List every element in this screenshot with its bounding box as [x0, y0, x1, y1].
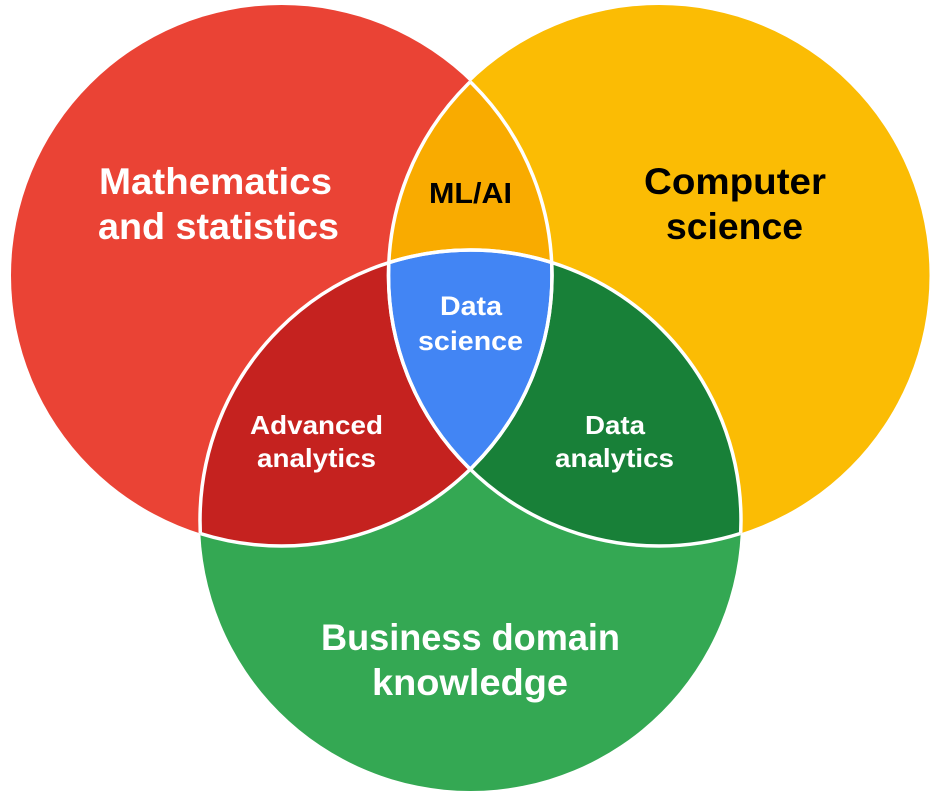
circle: business domain knowledge [200, 250, 741, 791]
label: mathematics and statistics: and statistics [98, 206, 339, 247]
label: computer science [644, 161, 826, 247]
label: mathematics and statistics: Mathematics [99, 161, 332, 202]
label: business domain knowledge [321, 617, 620, 703]
overlap: data analytics [473, 265, 740, 544]
label: data analytics [555, 410, 674, 473]
label: business domain knowledge: knowledge [372, 662, 568, 703]
label: data science: Data [440, 291, 503, 321]
label: advanced analytics: Advanced [250, 410, 383, 440]
label: advanced analytics: analytics [257, 443, 376, 473]
label: data analytics: analytics [555, 443, 674, 473]
circle: mathematics and statistics [11, 5, 552, 546]
label: computer science: Computer [644, 161, 826, 202]
overlap: ML/AI [390, 84, 550, 260]
label: data science: science [418, 326, 523, 356]
overlap: advanced analytics [202, 265, 468, 544]
label: ML/AI: ML/AI [429, 178, 512, 210]
circle: computer science [388, 5, 930, 546]
overlap: data science [390, 252, 550, 466]
label: data science [418, 291, 523, 356]
label: computer science: science [666, 206, 803, 247]
label: advanced analytics [250, 410, 383, 473]
label: business domain knowledge: Business domain [321, 617, 620, 658]
label: data analytics: Data [585, 410, 646, 440]
label: mathematics and statistics [98, 161, 339, 247]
• • • • • • •
Convert the lines starting at the one containing "circle: business domain" and ending at the one containing "label: mathematics and statistics: Mathematics", both included, into a JSON list of strings with one string per line and blank lines omitted.

* RESULT BELOW:
[
  "circle: business domain knowledge [200, 250, 741, 791]",
  "label: mathematics and statistics: and statistics [98, 206, 339, 247]",
  "label: computer science [644, 161, 826, 247]",
  "label: mathematics and statistics: Mathematics [99, 161, 332, 202]"
]